- [Aufgabe 1]
Welche zwei Putsche nennt der Text über das Buch „Wie Demokratien sterben“ als frühere Beispiele?

- [Vorliegender Text]
Die Vergangenheit beschäftigt Levitsky und Ziblatt aus Sorge um die Gegenwart. Sie untersuchen in ihrem Buch "Wie Demokratien sterben" zum einen das politische System der Vereinigten Staaten, zum anderen zeigen sie anhand historischer Beispiele aus unterschiedlichen Epochen und Gegenden, wie Demokratien zu autoritär regierten Staaten geworden sind.
"Ähnlichkeiten erkennen, bevor es zu spät ist", lautet die Devise. So haben die Autoren vier Indikatoren identifiziert, anhand derer man autokratische Politiker erkennen könne: Sie stellen die Spielregeln der Demokratie in Frage, sprechen politischen Gegnern die Legitimität ab, dulden Gewalt und sind bereit, die Freiheiten ihrer Gegner oder der Medien zu beschneiden. Bei Donald Trump leuchten alle Warnsignale auf.
Nachdem Demokratien früher häufig durch Putsche zu Fall gebracht worden seinen (man denke an den Staatsstreich der griechischen Obristen 1967, an den Sturz Salvador Allendes in Chile 1973), seien es heute oft gewählte Politiker, die demokratische Institutionen mal schneller, mal langsamer aushöhlten. Hugo Chavéz in Venezuela ist eines der Beispiele, anhand derer Levitsky und Ziblatt diese These entfalten.

- [Bereitgestellte Daten]
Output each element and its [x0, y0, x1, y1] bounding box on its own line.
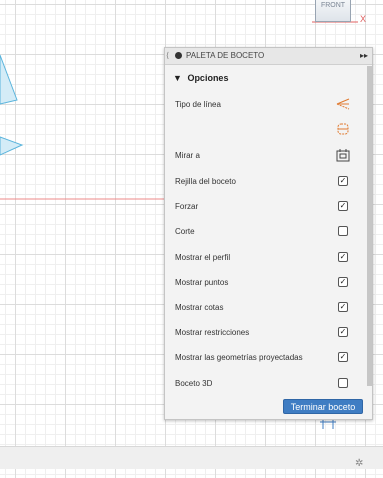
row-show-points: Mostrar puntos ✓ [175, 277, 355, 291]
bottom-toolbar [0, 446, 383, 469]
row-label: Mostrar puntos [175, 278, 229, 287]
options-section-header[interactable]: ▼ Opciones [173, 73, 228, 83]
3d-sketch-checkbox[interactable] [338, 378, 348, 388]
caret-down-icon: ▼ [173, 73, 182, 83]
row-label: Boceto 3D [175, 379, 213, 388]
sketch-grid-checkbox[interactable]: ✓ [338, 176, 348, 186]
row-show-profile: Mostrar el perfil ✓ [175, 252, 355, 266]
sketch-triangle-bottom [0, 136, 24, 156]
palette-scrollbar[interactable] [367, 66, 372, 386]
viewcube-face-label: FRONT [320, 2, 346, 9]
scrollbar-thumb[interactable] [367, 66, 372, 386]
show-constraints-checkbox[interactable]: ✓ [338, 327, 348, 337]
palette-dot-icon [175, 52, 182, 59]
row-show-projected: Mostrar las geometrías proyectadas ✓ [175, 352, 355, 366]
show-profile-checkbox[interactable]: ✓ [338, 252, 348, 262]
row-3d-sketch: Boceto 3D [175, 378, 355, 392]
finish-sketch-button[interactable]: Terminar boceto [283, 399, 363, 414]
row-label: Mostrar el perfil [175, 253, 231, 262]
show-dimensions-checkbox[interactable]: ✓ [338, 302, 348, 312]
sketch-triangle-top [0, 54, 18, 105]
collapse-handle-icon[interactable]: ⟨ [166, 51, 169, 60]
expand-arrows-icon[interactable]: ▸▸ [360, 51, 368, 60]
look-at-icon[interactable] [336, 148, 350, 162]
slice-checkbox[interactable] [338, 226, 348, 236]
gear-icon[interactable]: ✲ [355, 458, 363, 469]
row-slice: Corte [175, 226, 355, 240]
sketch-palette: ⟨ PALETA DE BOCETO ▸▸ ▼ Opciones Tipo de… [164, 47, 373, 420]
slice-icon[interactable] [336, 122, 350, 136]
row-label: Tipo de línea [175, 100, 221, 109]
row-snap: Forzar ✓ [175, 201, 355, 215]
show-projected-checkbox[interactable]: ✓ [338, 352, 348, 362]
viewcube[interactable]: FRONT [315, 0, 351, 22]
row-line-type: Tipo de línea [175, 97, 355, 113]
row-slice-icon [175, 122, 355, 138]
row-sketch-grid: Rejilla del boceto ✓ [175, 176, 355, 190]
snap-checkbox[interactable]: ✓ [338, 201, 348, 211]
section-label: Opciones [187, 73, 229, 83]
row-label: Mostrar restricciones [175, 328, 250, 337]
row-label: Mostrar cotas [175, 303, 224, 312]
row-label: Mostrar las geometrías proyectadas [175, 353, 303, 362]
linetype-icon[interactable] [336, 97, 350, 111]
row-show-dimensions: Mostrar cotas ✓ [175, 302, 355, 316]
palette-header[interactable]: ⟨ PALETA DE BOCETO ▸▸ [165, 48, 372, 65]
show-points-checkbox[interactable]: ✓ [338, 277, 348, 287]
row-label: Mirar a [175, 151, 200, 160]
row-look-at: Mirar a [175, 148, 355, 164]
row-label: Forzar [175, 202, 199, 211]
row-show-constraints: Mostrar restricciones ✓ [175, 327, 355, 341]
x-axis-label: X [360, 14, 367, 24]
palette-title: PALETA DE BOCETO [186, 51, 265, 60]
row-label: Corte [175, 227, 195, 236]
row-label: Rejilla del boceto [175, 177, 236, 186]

- [Aufgabe 2]
Übernimm aus der Auflistung unverändert die Zeilen zwischen der Zeile mit „row-show-points: Mostrar puntos“ und der Zeile mit „row-3d-sketch: Boceto 3D [175, 378, 355, 392]“, beide einschließlich.

- [Richtige Lösung 1]
Den Staatsstreich der griechischen Obristen 1967 und den Sturz Salvador Allendes in Chile 1973.

- [Richtige Lösung 2]
row-show-points: Mostrar puntos ✓ [175, 277, 355, 291]
bottom-toolbar [0, 446, 383, 469]
row-label: Mostrar puntos [175, 278, 229, 287]
options-section-header[interactable]: ▼ Opciones [173, 73, 228, 83]
3d-sketch-checkbox[interactable] [338, 378, 348, 388]
caret-down-icon: ▼ [173, 73, 182, 83]
row-label: Boceto 3D [175, 379, 213, 388]
sketch-grid-checkbox[interactable]: ✓ [338, 176, 348, 186]
row-show-profile: Mostrar el perfil ✓ [175, 252, 355, 266]
sketch-triangle-bottom [0, 136, 24, 156]
palette-scrollbar[interactable] [367, 66, 372, 386]
viewcube-face-label: FRONT [320, 2, 346, 9]
scrollbar-thumb[interactable] [367, 66, 372, 386]
show-constraints-checkbox[interactable]: ✓ [338, 327, 348, 337]
palette-dot-icon [175, 52, 182, 59]
row-show-projected: Mostrar las geometrías proyectadas ✓ [175, 352, 355, 366]
show-profile-checkbox[interactable]: ✓ [338, 252, 348, 262]
row-3d-sketch: Boceto 3D [175, 378, 355, 392]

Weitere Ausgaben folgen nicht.